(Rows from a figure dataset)
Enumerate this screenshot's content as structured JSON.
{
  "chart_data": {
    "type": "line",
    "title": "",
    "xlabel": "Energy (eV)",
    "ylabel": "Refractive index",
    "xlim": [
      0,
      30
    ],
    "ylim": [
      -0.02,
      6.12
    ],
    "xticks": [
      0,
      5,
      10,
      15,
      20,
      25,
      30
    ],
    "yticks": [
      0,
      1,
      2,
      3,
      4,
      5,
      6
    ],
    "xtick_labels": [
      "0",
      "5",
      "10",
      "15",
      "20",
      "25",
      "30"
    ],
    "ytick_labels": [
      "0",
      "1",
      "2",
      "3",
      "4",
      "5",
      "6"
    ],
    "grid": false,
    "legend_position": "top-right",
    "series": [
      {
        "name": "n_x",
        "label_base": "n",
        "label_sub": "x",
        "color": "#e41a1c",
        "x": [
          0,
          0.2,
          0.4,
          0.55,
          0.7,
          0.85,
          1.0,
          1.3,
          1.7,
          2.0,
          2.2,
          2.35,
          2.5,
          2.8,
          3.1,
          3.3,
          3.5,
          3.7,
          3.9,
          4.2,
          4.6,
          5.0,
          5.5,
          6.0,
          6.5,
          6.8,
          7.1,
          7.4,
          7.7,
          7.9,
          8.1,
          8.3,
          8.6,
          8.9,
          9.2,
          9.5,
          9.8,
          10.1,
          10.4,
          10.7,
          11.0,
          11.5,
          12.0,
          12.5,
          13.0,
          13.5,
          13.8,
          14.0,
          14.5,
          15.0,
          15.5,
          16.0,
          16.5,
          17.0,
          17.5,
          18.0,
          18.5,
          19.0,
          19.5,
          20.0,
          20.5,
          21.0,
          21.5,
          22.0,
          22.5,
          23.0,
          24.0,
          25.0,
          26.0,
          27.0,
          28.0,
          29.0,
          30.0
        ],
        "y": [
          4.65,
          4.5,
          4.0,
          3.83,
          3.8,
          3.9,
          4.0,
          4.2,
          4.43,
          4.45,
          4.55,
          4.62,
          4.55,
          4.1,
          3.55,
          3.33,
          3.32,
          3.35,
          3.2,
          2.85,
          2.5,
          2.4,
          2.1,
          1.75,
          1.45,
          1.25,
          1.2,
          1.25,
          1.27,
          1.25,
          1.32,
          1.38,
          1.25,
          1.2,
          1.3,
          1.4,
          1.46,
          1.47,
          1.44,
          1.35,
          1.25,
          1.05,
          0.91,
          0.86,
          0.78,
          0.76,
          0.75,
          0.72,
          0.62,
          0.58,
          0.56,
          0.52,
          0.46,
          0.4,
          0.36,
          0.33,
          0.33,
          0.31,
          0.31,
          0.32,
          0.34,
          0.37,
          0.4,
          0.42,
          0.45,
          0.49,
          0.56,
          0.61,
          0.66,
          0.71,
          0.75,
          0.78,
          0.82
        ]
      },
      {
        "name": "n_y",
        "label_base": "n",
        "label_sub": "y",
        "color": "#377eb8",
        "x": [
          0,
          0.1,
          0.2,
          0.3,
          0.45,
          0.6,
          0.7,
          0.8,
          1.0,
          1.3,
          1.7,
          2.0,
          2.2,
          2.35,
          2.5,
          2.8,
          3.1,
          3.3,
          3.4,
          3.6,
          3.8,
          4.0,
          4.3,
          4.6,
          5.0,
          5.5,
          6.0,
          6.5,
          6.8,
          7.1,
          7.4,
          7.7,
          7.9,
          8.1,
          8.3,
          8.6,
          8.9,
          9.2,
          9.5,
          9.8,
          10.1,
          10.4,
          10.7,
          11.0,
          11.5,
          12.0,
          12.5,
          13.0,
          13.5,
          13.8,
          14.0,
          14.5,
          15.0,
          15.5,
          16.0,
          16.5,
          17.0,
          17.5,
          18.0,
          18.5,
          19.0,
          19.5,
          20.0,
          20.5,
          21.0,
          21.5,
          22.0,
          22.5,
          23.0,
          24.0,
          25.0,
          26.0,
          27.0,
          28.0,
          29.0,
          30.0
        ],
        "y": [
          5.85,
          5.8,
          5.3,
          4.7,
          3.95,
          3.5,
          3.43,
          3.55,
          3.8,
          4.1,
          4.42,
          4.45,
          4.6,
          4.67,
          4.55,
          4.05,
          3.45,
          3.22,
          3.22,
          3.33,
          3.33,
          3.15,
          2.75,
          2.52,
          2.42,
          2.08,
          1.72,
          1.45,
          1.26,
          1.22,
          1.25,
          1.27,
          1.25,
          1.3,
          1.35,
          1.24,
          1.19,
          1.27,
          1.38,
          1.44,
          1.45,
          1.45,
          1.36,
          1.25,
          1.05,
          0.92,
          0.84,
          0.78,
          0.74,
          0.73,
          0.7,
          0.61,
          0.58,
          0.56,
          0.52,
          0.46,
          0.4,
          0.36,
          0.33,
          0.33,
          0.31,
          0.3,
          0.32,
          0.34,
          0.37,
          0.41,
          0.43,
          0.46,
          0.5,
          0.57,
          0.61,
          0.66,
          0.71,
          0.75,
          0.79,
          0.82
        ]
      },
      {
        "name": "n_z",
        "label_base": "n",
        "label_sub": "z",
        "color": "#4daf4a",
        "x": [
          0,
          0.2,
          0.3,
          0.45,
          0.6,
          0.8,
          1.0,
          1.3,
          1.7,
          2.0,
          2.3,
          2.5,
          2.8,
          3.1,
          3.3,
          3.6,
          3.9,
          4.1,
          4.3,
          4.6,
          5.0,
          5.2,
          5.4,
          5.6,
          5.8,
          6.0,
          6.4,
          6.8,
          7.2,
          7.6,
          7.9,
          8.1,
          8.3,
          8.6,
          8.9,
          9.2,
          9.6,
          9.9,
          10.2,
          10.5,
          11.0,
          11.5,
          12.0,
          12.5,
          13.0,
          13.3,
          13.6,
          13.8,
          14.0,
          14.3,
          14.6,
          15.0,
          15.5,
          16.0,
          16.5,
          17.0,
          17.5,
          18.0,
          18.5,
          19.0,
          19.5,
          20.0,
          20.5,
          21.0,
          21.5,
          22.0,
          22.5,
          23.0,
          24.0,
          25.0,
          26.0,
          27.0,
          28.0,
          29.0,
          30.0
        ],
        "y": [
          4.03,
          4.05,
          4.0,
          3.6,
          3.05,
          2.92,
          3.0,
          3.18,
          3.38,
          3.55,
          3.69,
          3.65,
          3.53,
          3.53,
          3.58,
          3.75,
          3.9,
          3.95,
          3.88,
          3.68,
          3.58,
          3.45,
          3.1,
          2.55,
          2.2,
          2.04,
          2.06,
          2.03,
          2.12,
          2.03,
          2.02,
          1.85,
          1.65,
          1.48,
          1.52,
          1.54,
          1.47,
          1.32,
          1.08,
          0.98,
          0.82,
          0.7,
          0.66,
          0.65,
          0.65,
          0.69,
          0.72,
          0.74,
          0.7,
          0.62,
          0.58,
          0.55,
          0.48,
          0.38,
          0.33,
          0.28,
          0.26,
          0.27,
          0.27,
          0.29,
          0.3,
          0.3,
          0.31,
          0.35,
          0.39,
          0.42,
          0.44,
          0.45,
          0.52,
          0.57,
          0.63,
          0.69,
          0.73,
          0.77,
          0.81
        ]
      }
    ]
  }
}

_Exercise requirements_: Extract every record. Keep wording exact.

_Solution for this task_:
Enumerate this screenshot's content as structured JSON.
{
  "chart_data": {
    "type": "line",
    "title": "",
    "xlabel": "Energy (eV)",
    "ylabel": "Refractive index",
    "xlim": [
      0,
      30
    ],
    "ylim": [
      -0.02,
      6.12
    ],
    "xticks": [
      0,
      5,
      10,
      15,
      20,
      25,
      30
    ],
    "yticks": [
      0,
      1,
      2,
      3,
      4,
      5,
      6
    ],
    "xtick_labels": [
      "0",
      "5",
      "10",
      "15",
      "20",
      "25",
      "30"
    ],
    "ytick_labels": [
      "0",
      "1",
      "2",
      "3",
      "4",
      "5",
      "6"
    ],
    "grid": false,
    "legend_position": "top-right",
    "series": [
      {
        "name": "n_x",
        "label_base": "n",
        "label_sub": "x",
        "color": "#e41a1c",
        "x": [
          0,
          0.2,
          0.4,
          0.55,
          0.7,
          0.85,
          1.0,
          1.3,
          1.7,
          2.0,
          2.2,
          2.35,
          2.5,
          2.8,
          3.1,
          3.3,
          3.5,
          3.7,
          3.9,
          4.2,
          4.6,
          5.0,
          5.5,
          6.0,
          6.5,
          6.8,
          7.1,
          7.4,
          7.7,
          7.9,
          8.1,
          8.3,
          8.6,
          8.9,
          9.2,
          9.5,
          9.8,
          10.1,
          10.4,
          10.7,
          11.0,
          11.5,
          12.0,
          12.5,
          13.0,
          13.5,
          13.8,
          14.0,
          14.5,
          15.0,
          15.5,
          16.0,
          16.5,
          17.0,
          17.5,
          18.0,
          18.5,
          19.0,
          19.5,
          20.0,
          20.5,
          21.0,
          21.5,
          22.0,
          22.5,
          23.0,
          24.0,
          25.0,
          26.0,
          27.0,
          28.0,
          29.0,
          30.0
        ],
        "y": [
          4.65,
          4.5,
          4.0,
          3.83,
          3.8,
          3.9,
          4.0,
          4.2,
          4.43,
          4.45,
          4.55,
          4.62,
          4.55,
          4.1,
          3.55,
          3.33,
          3.32,
          3.35,
          3.2,
          2.85,
          2.5,
          2.4,
          2.1,
          1.75,
          1.45,
          1.25,
          1.2,
          1.25,
          1.27,
          1.25,
          1.32,
          1.38,
          1.25,
          1.2,
          1.3,
          1.4,
          1.46,
          1.47,
          1.44,
          1.35,
          1.25,
          1.05,
          0.91,
          0.86,
          0.78,
          0.76,
          0.75,
          0.72,
          0.62,
          0.58,
          0.56,
          0.52,
          0.46,
          0.4,
          0.36,
          0.33,
          0.33,
          0.31,
          0.31,
          0.32,
          0.34,
          0.37,
          0.4,
          0.42,
          0.45,
          0.49,
          0.56,
          0.61,
          0.66,
          0.71,
          0.75,
          0.78,
          0.82
        ]
      },
      {
        "name": "n_y",
        "label_base": "n",
        "label_sub": "y",
        "color": "#377eb8",
        "x": [
          0,
          0.1,
          0.2,
          0.3,
          0.45,
          0.6,
          0.7,
          0.8,
          1.0,
          1.3,
          1.7,
          2.0,
          2.2,
          2.35,
          2.5,
          2.8,
          3.1,
          3.3,
          3.4,
          3.6,
          3.8,
          4.0,
          4.3,
          4.6,
          5.0,
          5.5,
          6.0,
          6.5,
          6.8,
          7.1,
          7.4,
          7.7,
          7.9,
          8.1,
          8.3,
          8.6,
          8.9,
          9.2,
          9.5,
          9.8,
          10.1,
          10.4,
          10.7,
          11.0,
          11.5,
          12.0,
          12.5,
          13.0,
          13.5,
          13.8,
          14.0,
          14.5,
          15.0,
          15.5,
          16.0,
          16.5,
          17.0,
          17.5,
          18.0,
          18.5,
          19.0,
          19.5,
          20.0,
          20.5,
          21.0,
          21.5,
          22.0,
          22.5,
          23.0,
          24.0,
          25.0,
          26.0,
          27.0,
          28.0,
          29.0,
          30.0
        ],
        "y": [
          5.85,
          5.8,
          5.3,
          4.7,
          3.95,
          3.5,
          3.43,
          3.55,
          3.8,
          4.1,
          4.42,
          4.45,
          4.6,
          4.67,
          4.55,
          4.05,
          3.45,
          3.22,
          3.22,
          3.33,
          3.33,
          3.15,
          2.75,
          2.52,
          2.42,
          2.08,
          1.72,
          1.45,
          1.26,
          1.22,
          1.25,
          1.27,
          1.25,
          1.3,
          1.35,
          1.24,
          1.19,
          1.27,
          1.38,
          1.44,
          1.45,
          1.45,
          1.36,
          1.25,
          1.05,
          0.92,
          0.84,
          0.78,
          0.74,
          0.73,
          0.7,
          0.61,
          0.58,
          0.56,
          0.52,
          0.46,
          0.4,
          0.36,
          0.33,
          0.33,
          0.31,
          0.3,
          0.32,
          0.34,
          0.37,
          0.41,
          0.43,
          0.46,
          0.5,
          0.57,
          0.61,
          0.66,
          0.71,
          0.75,
          0.79,
          0.82
        ]
      },
      {
        "name": "n_z",
        "label_base": "n",
        "label_sub": "z",
        "color": "#4daf4a",
        "x": [
          0,
          0.2,
          0.3,
          0.45,
          0.6,
          0.8,
          1.0,
          1.3,
          1.7,
          2.0,
          2.3,
          2.5,
          2.8,
          3.1,
          3.3,
          3.6,
          3.9,
          4.1,
          4.3,
          4.6,
          5.0,
          5.2,
          5.4,
          5.6,
          5.8,
          6.0,
          6.4,
          6.8,
          7.2,
          7.6,
          7.9,
          8.1,
          8.3,
          8.6,
          8.9,
          9.2,
          9.6,
          9.9,
          10.2,
          10.5,
          11.0,
          11.5,
          12.0,
          12.5,
          13.0,
          13.3,
          13.6,
          13.8,
          14.0,
          14.3,
          14.6,
          15.0,
          15.5,
          16.0,
          16.5,
          17.0,
          17.5,
          18.0,
          18.5,
          19.0,
          19.5,
          20.0,
          20.5,
          21.0,
          21.5,
          22.0,
          22.5,
          23.0,
          24.0,
          25.0,
          26.0,
          27.0,
          28.0,
          29.0,
          30.0
        ],
        "y": [
          4.03,
          4.05,
          4.0,
          3.6,
          3.05,
          2.92,
          3.0,
          3.18,
          3.38,
          3.55,
          3.69,
          3.65,
          3.53,
          3.53,
          3.58,
          3.75,
          3.9,
          3.95,
          3.88,
          3.68,
          3.58,
          3.45,
          3.1,
          2.55,
          2.2,
          2.04,
          2.06,
          2.03,
          2.12,
          2.03,
          2.02,
          1.85,
          1.65,
          1.48,
          1.52,
          1.54,
          1.47,
          1.32,
          1.08,
          0.98,
          0.82,
          0.7,
          0.66,
          0.65,
          0.65,
          0.69,
          0.72,
          0.74,
          0.7,
          0.62,
          0.58,
          0.55,
          0.48,
          0.38,
          0.33,
          0.28,
          0.26,
          0.27,
          0.27,
          0.29,
          0.3,
          0.3,
          0.31,
          0.35,
          0.39,
          0.42,
          0.44,
          0.45,
          0.52,
          0.57,
          0.63,
          0.69,
          0.73,
          0.77,
          0.81
        ]
      }
    ]
  }
}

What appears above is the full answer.